Using the listing below, report all lines holding the word "secretase".

· · · · ·

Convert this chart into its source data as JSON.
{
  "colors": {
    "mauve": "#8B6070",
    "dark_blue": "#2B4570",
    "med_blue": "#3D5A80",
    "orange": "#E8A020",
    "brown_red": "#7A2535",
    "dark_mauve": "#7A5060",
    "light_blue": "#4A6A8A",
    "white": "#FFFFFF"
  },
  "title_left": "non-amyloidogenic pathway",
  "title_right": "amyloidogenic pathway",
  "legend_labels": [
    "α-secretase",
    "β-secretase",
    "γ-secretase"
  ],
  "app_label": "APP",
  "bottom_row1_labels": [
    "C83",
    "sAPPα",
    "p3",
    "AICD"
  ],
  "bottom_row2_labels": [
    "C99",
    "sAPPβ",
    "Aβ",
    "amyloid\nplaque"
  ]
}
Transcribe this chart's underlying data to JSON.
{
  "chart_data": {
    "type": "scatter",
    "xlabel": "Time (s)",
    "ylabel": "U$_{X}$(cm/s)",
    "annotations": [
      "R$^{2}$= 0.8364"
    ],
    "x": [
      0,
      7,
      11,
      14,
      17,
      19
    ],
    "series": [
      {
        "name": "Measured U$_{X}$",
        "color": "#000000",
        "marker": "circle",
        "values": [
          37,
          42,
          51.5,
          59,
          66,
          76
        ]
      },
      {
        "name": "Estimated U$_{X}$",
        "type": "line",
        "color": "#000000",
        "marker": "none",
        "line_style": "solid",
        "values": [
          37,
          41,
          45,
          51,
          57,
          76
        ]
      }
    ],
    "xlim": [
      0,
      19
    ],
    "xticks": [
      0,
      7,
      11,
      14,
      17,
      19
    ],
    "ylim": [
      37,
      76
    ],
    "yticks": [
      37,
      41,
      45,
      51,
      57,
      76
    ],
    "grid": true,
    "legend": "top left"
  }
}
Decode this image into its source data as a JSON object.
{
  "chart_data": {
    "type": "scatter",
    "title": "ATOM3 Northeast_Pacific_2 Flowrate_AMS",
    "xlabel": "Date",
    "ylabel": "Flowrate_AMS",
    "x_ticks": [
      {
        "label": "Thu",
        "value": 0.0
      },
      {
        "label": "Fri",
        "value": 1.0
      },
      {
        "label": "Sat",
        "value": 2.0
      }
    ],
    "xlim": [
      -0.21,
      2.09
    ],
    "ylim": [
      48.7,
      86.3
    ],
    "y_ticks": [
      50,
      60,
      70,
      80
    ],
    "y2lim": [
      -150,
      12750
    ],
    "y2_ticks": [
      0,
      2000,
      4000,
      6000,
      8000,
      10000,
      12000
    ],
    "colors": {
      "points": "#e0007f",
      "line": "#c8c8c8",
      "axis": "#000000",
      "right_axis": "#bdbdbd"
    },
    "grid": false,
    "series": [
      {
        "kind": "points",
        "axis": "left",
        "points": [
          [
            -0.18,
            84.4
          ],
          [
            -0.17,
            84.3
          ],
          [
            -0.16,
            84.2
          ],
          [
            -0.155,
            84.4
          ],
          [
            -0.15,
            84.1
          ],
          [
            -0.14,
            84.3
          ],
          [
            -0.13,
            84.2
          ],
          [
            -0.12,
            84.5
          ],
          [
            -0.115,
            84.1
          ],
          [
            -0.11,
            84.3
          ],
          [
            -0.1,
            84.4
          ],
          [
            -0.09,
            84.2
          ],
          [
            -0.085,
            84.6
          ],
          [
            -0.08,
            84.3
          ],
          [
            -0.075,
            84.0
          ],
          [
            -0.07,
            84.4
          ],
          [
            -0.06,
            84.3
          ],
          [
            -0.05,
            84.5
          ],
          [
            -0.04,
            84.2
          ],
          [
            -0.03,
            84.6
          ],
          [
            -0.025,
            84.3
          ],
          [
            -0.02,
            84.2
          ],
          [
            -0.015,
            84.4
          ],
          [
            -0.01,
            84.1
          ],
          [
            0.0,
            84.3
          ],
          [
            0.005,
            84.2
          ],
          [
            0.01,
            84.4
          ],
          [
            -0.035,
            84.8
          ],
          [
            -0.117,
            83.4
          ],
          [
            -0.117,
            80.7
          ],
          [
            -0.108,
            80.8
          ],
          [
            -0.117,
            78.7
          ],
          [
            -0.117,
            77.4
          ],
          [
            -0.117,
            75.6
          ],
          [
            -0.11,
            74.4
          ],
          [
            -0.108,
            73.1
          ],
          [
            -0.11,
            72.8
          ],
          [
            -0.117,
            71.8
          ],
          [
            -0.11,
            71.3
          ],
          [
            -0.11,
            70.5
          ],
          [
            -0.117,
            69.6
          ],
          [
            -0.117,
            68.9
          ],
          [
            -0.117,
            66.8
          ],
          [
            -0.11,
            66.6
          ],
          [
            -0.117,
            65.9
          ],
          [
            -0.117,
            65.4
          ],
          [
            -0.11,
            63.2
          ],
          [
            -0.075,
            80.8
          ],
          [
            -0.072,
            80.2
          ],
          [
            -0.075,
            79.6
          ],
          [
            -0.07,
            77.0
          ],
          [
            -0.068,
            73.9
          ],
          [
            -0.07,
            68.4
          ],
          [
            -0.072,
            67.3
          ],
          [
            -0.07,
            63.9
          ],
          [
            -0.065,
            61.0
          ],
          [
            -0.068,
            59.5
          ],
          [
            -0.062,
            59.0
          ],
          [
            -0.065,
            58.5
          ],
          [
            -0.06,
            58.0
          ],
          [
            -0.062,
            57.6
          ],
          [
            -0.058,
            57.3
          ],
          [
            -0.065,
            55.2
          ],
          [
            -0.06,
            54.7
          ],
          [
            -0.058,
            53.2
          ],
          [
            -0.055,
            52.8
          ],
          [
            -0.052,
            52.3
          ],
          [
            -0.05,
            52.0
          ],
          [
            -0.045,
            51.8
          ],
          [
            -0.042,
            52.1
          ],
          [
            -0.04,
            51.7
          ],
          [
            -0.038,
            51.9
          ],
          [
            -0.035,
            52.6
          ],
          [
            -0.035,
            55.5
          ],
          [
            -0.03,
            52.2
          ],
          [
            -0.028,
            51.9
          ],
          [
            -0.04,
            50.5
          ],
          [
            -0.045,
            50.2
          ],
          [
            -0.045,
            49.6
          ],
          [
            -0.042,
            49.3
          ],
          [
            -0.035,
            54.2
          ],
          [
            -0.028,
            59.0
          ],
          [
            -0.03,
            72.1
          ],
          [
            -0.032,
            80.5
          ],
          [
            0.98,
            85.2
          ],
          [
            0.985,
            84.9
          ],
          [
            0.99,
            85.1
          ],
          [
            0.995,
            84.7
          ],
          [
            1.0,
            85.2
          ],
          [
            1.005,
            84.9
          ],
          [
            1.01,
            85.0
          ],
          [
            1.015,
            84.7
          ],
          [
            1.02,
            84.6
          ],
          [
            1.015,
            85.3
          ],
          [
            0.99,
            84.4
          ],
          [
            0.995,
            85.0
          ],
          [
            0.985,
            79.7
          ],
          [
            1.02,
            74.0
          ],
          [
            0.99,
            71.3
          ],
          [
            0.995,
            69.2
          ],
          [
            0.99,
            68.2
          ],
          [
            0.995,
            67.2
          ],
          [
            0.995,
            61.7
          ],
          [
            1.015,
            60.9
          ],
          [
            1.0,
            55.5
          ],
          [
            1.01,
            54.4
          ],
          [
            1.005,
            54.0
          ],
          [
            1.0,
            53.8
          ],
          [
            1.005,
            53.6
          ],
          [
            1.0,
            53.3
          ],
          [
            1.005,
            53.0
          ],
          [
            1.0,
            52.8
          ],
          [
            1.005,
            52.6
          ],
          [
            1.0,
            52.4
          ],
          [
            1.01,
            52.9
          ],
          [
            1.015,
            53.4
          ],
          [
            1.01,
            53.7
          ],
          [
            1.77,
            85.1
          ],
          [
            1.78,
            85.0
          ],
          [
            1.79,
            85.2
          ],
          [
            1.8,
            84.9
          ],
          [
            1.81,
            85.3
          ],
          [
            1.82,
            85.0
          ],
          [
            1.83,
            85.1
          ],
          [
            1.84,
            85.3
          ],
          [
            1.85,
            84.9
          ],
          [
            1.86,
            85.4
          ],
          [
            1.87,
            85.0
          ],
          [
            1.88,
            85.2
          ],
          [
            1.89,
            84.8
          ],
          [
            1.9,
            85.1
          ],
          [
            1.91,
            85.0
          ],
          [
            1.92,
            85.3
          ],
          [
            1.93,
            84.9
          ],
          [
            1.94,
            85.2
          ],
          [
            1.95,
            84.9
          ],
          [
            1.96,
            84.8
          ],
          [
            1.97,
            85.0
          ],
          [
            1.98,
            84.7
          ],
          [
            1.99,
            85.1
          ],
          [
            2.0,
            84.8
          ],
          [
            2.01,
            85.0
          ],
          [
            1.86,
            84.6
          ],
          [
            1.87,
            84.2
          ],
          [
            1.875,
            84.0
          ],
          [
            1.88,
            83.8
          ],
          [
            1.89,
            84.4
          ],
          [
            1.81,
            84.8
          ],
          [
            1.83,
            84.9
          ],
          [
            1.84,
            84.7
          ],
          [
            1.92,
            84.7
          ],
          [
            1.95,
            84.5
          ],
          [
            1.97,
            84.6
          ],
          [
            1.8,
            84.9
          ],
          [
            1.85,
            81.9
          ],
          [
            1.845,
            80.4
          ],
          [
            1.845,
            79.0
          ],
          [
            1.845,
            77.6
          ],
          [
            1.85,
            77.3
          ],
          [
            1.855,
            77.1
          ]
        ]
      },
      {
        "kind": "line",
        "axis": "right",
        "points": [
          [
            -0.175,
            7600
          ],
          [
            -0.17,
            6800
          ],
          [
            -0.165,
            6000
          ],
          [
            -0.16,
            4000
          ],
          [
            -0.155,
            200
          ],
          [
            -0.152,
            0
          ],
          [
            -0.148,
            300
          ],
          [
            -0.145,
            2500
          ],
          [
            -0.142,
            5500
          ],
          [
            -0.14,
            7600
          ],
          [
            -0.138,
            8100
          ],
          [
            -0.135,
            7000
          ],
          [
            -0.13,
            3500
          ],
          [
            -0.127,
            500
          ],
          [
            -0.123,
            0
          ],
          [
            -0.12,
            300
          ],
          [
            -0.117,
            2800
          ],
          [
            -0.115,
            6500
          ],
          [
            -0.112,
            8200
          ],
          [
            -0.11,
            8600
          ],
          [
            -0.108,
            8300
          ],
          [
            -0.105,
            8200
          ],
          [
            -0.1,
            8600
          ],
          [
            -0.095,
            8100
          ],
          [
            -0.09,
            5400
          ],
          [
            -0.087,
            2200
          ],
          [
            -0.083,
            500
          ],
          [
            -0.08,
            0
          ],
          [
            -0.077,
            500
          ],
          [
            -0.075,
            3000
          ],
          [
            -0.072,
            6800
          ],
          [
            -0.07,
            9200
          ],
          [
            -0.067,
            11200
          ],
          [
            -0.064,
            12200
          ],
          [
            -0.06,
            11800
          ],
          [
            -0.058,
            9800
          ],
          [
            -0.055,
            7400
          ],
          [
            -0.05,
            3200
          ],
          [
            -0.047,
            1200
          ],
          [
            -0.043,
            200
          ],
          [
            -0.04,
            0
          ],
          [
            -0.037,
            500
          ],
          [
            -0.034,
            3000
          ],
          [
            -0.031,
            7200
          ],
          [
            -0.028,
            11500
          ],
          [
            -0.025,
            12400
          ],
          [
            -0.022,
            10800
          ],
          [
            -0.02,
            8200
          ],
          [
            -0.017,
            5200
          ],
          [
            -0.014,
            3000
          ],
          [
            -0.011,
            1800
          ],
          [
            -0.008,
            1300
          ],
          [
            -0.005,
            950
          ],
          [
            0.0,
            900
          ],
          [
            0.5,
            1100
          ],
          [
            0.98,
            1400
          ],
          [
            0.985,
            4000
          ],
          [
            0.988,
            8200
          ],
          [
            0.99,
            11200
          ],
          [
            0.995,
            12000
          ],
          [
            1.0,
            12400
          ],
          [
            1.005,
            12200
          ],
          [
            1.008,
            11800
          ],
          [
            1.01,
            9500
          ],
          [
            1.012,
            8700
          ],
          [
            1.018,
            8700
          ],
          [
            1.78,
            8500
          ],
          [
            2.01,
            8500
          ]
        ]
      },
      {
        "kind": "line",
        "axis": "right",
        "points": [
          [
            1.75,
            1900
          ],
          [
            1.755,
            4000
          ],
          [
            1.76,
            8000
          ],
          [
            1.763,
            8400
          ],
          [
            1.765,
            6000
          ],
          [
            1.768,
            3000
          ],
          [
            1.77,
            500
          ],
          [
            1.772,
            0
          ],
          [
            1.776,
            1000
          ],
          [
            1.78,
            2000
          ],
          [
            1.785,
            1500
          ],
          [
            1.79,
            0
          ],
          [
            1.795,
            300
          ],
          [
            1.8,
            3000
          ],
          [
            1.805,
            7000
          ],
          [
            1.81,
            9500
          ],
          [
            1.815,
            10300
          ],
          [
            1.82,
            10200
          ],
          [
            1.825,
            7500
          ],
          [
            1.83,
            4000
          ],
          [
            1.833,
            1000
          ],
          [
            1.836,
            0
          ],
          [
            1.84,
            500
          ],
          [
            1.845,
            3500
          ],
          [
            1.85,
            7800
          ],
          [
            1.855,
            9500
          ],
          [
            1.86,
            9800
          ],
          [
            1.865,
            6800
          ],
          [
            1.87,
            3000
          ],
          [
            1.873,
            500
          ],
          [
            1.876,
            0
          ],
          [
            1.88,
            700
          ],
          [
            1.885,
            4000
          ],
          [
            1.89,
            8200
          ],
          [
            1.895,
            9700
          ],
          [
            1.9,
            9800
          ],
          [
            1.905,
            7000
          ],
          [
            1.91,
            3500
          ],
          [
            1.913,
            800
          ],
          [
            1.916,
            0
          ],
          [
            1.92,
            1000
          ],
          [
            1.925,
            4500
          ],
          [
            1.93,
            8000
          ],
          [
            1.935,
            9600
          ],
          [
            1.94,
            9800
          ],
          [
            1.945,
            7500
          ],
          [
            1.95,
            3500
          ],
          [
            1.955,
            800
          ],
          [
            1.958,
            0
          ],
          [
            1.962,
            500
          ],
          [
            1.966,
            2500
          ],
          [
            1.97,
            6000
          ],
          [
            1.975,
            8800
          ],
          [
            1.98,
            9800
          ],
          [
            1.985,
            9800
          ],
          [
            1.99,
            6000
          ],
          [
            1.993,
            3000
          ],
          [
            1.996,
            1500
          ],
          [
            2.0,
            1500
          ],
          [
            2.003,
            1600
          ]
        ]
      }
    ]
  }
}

· · · · ·

Answer below =
    "α-secretase",
    "β-secretase",
    "γ-secretase"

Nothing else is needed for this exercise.